» **Problem to solve**
Tally the lines holding the string "dieser" and reply with that number alone.

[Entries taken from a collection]
--

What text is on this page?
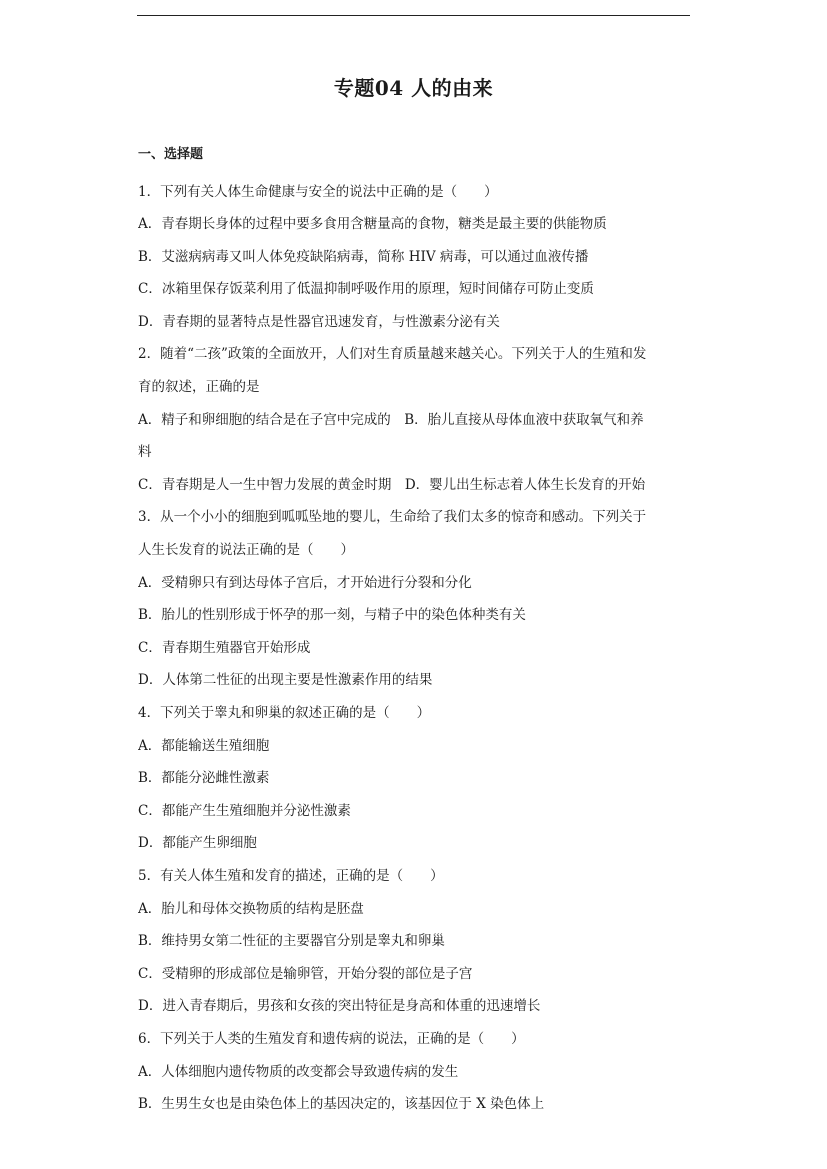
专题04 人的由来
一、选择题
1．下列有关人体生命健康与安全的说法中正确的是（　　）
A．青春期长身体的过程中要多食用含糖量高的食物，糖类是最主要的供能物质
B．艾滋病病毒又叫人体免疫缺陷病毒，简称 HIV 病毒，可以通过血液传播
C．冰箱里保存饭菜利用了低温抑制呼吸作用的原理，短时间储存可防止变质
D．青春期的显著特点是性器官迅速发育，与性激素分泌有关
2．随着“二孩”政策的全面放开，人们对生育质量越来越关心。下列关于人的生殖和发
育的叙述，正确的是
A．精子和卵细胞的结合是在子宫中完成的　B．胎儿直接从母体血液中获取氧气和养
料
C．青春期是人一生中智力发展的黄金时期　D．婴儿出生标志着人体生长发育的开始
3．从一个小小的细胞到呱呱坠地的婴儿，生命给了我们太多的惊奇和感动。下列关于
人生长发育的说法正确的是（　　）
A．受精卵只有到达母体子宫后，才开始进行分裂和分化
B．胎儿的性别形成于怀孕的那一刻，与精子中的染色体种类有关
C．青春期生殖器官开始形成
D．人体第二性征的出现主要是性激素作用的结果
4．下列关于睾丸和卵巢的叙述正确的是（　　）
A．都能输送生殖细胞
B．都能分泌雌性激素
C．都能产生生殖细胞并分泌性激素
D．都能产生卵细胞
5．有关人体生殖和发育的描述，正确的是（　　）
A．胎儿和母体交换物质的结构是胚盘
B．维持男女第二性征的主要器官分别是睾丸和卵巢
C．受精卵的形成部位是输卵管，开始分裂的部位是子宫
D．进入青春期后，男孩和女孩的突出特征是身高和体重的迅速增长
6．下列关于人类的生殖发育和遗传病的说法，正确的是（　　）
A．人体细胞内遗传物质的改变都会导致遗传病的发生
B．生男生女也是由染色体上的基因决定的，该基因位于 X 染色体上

--

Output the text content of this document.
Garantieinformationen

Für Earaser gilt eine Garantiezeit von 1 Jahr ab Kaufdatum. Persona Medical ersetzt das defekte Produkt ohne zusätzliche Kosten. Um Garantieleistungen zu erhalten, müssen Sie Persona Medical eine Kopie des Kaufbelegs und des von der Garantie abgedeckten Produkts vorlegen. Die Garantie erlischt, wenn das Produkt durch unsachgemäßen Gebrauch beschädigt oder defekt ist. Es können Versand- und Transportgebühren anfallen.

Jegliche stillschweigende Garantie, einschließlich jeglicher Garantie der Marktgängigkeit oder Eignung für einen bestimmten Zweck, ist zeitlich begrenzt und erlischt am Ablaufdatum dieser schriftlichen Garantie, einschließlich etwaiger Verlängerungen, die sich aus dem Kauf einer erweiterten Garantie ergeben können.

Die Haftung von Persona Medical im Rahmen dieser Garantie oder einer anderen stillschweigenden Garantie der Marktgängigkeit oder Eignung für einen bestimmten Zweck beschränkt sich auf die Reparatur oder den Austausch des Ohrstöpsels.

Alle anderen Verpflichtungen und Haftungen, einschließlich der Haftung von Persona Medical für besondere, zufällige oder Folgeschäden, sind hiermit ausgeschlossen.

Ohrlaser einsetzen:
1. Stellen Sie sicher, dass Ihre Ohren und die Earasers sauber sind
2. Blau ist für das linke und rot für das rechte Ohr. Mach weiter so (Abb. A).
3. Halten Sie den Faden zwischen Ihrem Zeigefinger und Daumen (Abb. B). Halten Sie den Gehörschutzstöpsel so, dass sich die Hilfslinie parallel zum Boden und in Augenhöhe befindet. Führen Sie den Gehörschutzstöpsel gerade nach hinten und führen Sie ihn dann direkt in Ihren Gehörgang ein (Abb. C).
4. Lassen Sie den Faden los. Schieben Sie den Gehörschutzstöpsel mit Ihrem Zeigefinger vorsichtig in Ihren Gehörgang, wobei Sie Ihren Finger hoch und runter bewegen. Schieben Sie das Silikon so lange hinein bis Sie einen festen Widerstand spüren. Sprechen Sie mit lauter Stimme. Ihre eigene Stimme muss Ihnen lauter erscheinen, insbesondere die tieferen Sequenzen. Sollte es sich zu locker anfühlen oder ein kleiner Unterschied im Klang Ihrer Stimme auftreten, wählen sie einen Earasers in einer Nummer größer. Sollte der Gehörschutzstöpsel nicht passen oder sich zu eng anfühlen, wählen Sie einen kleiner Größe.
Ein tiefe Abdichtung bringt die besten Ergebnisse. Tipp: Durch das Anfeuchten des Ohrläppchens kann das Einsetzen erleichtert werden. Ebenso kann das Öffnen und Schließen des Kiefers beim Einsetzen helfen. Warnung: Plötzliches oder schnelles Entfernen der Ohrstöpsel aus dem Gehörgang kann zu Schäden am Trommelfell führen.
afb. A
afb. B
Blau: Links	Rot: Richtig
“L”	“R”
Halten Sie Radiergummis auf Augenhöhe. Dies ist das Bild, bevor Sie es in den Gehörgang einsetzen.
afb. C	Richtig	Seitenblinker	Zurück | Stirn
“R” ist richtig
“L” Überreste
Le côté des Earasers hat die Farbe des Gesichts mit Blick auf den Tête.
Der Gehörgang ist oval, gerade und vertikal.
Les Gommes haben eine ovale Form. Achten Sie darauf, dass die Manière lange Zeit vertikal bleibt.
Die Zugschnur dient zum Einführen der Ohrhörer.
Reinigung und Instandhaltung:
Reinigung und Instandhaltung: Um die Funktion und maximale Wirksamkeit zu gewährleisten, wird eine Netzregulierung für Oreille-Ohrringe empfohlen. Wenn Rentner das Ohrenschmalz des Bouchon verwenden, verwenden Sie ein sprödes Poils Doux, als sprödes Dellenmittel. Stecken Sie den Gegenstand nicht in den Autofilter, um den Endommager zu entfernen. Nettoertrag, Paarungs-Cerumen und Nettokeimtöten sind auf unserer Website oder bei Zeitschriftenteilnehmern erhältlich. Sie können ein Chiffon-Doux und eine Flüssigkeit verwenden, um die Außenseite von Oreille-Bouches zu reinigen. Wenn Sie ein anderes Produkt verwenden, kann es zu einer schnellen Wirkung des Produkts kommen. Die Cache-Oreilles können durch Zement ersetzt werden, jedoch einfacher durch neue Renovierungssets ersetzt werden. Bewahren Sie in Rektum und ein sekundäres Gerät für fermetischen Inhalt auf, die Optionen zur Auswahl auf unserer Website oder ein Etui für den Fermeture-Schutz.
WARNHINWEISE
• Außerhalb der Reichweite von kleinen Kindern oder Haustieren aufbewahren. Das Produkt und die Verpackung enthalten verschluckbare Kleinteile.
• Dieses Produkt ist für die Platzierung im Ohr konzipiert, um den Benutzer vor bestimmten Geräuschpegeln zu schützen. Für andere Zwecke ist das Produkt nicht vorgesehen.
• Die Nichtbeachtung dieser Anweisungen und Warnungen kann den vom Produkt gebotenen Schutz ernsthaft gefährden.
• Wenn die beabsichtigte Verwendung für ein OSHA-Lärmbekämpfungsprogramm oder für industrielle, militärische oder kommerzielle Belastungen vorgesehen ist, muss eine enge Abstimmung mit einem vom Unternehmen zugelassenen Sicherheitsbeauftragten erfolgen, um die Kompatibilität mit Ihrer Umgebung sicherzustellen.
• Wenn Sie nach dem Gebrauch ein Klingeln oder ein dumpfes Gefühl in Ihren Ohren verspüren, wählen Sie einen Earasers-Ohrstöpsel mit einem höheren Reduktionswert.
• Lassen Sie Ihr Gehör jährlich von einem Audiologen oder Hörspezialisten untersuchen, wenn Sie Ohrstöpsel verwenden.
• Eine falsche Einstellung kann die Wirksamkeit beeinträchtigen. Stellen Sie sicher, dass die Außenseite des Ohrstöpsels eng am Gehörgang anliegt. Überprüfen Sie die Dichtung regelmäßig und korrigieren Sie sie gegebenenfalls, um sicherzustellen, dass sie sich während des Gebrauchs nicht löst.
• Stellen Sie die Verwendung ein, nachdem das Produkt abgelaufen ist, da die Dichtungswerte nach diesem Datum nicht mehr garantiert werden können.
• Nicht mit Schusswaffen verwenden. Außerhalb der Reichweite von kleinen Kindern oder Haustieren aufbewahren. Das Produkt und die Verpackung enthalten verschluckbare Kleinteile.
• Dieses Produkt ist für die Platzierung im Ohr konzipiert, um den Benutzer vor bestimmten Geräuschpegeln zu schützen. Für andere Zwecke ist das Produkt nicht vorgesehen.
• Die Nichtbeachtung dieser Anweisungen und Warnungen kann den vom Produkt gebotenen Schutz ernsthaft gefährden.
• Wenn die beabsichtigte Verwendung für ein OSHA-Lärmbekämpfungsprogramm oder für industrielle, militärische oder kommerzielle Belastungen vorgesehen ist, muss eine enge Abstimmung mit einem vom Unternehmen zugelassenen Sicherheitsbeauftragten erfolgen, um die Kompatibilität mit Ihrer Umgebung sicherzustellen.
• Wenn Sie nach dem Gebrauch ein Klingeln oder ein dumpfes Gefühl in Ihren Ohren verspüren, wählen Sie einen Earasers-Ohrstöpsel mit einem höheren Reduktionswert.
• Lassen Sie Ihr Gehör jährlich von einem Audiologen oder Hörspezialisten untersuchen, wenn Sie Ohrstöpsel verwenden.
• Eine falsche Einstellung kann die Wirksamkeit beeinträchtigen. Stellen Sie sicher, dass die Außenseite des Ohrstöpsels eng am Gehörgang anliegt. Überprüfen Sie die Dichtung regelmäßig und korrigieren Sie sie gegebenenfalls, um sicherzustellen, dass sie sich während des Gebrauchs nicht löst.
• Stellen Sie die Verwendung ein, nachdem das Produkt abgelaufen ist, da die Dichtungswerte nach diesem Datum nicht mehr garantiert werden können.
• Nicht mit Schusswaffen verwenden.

--

» **Written answer**
4